YOUR GOAL:
In the following material, identify every line holding the string "this" and return it.

Source data
---------------
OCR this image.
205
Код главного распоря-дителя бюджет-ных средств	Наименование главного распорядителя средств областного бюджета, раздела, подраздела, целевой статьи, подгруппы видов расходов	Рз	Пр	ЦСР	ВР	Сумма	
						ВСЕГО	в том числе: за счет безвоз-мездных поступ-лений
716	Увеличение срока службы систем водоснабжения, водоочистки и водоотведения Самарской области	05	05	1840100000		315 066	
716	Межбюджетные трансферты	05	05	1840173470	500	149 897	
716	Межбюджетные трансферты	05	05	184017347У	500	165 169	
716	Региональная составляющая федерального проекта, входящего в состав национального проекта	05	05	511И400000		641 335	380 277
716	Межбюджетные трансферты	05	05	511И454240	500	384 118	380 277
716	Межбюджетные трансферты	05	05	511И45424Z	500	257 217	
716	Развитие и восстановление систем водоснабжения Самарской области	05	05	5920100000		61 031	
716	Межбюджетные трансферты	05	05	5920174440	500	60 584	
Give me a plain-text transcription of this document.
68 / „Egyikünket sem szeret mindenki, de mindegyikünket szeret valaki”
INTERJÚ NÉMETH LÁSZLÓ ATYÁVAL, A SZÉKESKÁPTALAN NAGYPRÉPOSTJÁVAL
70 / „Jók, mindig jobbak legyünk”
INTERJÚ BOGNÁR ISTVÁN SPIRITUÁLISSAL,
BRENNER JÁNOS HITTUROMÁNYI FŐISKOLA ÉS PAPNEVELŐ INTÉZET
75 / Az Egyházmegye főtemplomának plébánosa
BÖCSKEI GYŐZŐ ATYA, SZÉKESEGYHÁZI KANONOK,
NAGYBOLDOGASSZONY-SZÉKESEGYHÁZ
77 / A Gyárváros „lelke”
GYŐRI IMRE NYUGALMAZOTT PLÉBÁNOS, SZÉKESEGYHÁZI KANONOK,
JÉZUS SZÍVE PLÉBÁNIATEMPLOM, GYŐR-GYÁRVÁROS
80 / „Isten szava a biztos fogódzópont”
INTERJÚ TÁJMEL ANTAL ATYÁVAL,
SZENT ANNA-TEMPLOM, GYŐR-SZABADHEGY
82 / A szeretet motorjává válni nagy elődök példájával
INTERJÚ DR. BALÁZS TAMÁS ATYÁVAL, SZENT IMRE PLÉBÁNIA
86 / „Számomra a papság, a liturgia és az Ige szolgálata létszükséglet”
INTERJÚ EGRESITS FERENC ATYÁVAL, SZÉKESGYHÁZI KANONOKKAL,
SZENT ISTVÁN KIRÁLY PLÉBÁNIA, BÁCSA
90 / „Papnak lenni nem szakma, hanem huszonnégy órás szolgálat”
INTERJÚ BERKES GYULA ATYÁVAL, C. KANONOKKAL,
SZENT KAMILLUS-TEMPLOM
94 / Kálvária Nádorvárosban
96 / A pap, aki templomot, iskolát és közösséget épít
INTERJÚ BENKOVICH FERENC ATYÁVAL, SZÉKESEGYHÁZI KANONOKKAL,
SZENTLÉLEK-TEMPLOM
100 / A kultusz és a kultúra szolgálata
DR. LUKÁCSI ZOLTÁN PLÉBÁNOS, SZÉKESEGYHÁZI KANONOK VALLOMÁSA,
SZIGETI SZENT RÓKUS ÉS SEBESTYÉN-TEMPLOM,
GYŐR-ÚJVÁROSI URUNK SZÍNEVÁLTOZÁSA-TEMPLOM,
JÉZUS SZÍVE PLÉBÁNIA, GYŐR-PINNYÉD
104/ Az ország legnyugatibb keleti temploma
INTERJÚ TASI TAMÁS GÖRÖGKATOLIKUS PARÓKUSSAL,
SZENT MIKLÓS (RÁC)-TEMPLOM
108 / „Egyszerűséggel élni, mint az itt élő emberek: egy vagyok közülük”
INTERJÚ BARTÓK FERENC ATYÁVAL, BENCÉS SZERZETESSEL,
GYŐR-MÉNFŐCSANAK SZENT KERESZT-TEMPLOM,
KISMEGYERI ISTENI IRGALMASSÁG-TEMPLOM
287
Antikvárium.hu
---------------
RESULT OF THE TASK:
OCR this image.
Give me a plain-text transcription of this document.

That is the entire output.